YOUR TASK
Find every line in the records below that contains the string "logo", matching case exactly, and copy each of those lines.

——

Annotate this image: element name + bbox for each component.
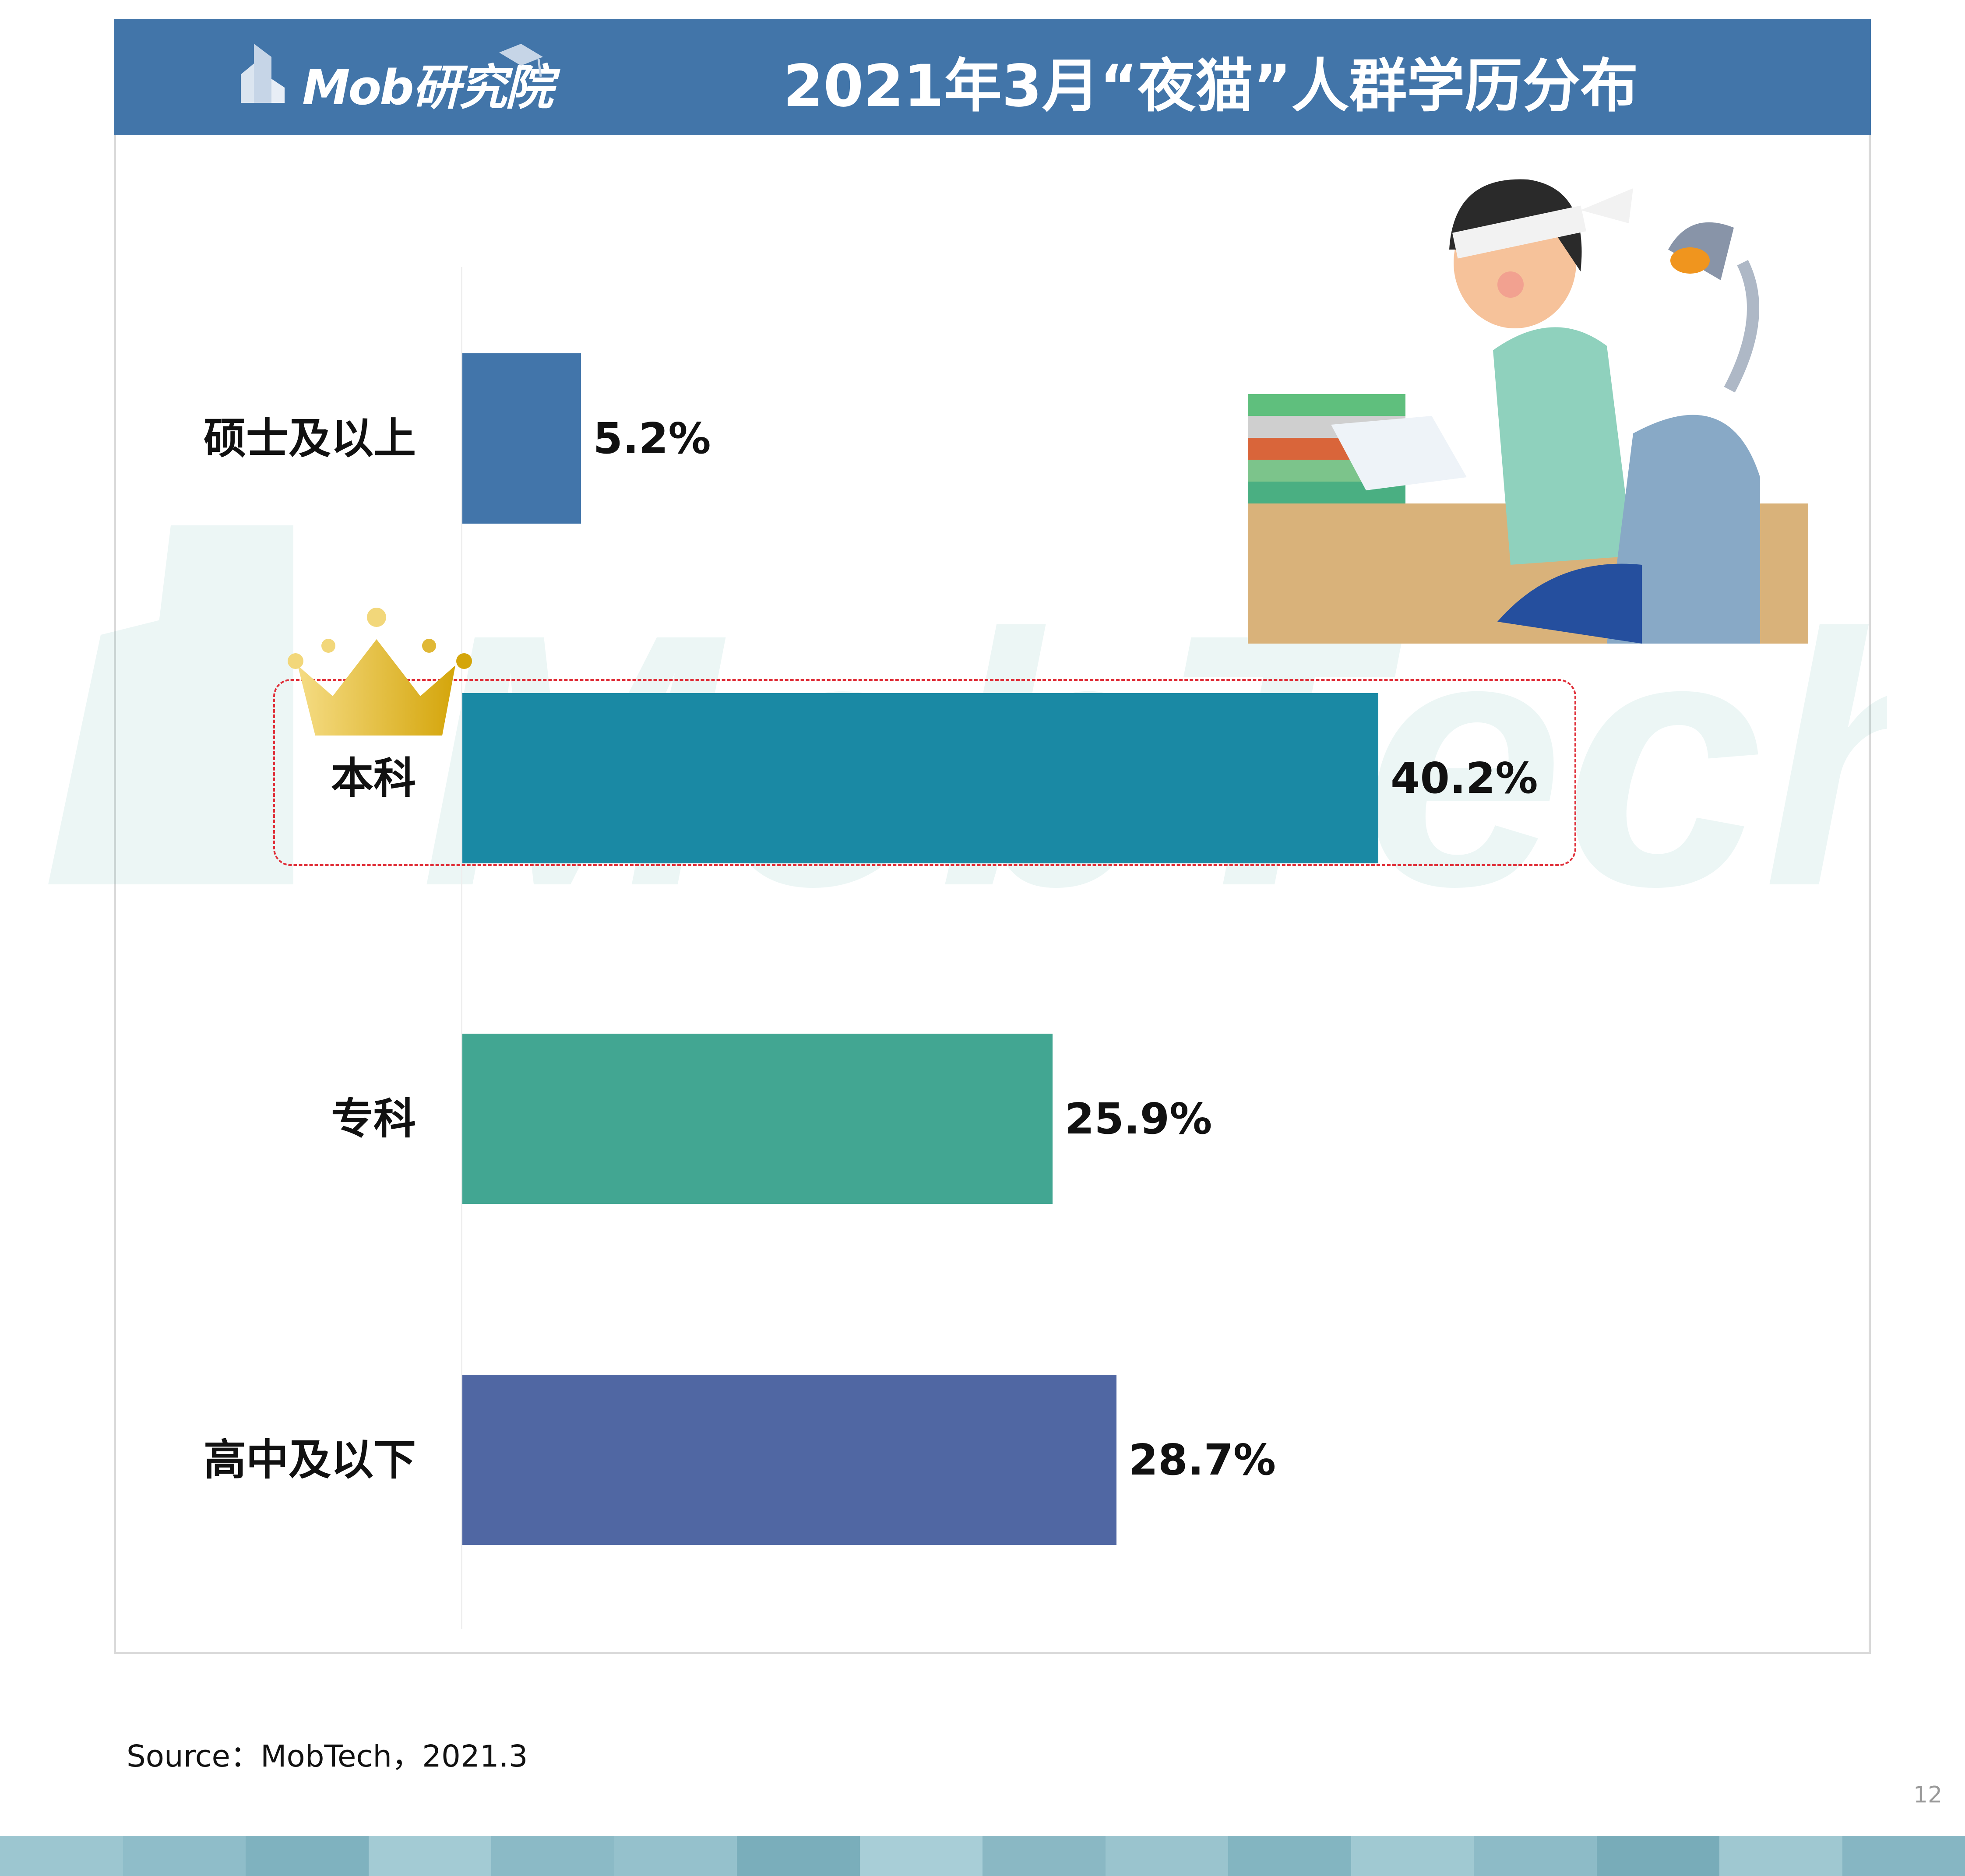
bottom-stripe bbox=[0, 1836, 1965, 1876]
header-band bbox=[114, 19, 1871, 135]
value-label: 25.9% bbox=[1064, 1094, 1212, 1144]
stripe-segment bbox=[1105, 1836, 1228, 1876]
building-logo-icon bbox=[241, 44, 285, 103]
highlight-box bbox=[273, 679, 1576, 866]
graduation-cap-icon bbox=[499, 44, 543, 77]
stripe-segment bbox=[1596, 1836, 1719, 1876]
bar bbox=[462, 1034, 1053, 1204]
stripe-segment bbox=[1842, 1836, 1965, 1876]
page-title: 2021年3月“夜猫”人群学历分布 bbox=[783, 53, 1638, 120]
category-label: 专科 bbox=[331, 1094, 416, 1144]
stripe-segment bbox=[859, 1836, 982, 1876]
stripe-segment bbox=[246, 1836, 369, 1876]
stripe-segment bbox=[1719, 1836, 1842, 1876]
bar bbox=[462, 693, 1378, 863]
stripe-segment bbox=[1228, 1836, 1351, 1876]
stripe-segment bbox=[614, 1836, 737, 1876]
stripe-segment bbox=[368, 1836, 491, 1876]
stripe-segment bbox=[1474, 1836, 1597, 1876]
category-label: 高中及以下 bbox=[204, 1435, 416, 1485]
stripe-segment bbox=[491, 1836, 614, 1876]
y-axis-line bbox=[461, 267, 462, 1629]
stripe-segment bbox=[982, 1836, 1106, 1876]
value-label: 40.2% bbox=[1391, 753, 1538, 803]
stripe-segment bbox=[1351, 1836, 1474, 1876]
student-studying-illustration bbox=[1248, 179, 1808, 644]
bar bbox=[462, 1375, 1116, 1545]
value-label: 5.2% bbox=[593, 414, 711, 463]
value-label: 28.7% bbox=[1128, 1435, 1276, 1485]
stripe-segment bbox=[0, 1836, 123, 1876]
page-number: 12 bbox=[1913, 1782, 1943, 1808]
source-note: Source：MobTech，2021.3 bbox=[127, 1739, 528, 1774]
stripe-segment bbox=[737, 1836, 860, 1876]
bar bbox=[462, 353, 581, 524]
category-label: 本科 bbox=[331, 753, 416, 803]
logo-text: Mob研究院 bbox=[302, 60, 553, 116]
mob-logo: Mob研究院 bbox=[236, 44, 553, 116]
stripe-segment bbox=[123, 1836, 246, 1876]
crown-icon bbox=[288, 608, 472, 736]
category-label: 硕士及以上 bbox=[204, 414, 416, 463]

——

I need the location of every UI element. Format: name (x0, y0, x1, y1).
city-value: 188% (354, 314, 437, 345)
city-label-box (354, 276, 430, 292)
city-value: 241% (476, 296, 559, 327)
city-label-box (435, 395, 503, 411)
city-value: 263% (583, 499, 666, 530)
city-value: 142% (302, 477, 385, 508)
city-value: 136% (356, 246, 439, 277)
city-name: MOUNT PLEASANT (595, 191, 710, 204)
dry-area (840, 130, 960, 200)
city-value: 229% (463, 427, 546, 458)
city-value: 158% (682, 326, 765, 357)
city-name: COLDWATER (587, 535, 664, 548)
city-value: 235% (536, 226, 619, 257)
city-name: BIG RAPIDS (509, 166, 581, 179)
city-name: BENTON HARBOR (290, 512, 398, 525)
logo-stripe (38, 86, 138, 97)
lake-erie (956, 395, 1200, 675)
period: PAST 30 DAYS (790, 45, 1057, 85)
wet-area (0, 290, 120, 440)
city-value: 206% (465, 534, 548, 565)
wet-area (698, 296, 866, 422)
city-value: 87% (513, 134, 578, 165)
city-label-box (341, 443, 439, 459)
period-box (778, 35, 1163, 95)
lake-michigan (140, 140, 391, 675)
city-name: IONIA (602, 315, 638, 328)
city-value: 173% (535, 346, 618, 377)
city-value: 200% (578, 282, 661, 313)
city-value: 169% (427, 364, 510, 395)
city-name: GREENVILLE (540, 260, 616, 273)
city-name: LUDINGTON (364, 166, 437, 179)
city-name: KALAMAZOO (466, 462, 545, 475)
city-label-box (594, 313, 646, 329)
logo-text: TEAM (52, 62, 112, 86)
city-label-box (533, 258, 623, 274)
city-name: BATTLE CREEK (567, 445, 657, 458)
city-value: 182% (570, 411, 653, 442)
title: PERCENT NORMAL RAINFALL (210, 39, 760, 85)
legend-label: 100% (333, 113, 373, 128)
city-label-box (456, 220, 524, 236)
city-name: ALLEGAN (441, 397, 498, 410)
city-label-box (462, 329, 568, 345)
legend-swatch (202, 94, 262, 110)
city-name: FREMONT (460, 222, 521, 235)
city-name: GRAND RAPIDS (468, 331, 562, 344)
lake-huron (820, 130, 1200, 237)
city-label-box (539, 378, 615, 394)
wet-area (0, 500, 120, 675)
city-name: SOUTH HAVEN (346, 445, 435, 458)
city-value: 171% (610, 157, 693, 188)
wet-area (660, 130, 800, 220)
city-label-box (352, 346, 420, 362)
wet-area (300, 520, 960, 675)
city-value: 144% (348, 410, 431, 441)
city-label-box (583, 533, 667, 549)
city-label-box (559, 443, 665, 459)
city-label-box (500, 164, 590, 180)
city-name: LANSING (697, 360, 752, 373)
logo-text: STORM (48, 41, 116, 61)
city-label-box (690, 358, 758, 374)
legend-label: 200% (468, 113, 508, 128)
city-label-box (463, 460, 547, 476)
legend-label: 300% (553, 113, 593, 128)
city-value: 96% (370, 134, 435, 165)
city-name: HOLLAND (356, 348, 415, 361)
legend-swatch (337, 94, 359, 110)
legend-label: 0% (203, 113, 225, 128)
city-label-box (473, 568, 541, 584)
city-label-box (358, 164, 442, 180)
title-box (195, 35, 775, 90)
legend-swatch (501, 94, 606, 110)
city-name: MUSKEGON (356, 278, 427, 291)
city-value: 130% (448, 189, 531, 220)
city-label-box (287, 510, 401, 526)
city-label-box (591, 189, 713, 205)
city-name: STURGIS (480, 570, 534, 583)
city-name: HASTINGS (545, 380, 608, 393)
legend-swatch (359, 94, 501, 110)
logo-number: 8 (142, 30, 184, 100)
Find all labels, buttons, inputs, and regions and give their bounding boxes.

——

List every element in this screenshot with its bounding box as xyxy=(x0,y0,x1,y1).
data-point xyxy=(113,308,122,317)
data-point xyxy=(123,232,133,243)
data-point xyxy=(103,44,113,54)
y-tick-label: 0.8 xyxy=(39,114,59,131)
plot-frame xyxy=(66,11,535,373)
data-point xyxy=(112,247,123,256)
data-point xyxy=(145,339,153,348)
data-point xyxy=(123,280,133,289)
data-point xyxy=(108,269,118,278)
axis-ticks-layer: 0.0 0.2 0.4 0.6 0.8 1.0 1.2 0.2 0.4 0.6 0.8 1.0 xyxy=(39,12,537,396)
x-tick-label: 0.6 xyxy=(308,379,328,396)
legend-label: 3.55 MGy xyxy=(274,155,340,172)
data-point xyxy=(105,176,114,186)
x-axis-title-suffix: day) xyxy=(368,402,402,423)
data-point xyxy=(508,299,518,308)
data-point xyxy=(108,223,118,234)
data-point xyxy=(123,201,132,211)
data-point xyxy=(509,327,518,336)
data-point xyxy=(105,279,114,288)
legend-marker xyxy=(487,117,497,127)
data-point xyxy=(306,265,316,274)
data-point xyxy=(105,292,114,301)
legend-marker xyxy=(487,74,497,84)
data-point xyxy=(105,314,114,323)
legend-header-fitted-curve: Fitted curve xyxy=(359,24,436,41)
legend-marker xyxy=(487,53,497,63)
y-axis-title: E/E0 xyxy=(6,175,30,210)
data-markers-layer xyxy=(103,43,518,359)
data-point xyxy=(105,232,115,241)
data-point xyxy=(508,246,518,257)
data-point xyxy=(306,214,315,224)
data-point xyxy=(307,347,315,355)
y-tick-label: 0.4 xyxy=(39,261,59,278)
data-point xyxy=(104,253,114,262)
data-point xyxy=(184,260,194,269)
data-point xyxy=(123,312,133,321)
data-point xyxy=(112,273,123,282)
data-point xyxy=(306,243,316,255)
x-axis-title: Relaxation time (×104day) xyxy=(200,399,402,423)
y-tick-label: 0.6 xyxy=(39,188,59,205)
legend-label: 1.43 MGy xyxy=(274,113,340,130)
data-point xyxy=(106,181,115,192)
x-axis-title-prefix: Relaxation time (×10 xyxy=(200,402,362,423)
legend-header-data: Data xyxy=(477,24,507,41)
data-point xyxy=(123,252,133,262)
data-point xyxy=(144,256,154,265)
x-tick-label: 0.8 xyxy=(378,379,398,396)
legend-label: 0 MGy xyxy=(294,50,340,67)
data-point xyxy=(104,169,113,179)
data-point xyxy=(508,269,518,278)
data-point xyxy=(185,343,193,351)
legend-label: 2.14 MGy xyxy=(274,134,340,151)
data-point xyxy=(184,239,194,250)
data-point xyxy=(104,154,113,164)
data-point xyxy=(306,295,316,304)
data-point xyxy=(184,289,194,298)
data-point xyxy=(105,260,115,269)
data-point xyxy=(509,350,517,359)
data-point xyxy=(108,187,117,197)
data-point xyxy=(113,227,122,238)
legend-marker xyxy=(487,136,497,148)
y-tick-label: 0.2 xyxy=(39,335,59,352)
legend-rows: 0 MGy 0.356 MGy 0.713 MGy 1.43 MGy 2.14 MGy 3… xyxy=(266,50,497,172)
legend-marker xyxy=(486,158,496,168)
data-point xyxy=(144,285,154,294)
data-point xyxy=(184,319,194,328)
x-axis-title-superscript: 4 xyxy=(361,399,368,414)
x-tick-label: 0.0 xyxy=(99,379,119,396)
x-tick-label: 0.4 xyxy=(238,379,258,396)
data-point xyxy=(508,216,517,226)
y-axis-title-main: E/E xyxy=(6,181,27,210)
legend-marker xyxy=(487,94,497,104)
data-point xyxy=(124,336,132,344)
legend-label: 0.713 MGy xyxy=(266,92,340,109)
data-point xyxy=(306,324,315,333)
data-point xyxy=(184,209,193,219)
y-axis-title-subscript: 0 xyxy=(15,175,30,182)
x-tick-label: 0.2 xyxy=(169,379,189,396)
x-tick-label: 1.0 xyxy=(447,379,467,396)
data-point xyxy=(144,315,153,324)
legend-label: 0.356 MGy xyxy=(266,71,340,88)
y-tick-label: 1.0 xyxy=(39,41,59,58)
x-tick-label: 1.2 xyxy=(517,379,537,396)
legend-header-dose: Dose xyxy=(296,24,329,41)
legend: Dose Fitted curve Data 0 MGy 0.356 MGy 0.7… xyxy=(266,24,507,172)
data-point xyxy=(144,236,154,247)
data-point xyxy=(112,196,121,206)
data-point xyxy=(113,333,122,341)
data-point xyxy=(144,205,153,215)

——

OUTPUT FOR THIS EXERCISE
building-logo-icon bbox=[241, 44, 285, 103]
logo-text: Mob研究院 bbox=[302, 60, 553, 116]
mob-logo: Mob研究院 bbox=[236, 44, 553, 116]
logo-stripe (38, 86, 138, 97)
logo-text: TEAM (52, 62, 112, 86)
logo-text: STORM (48, 41, 116, 61)
logo-number: 8 (142, 30, 184, 100)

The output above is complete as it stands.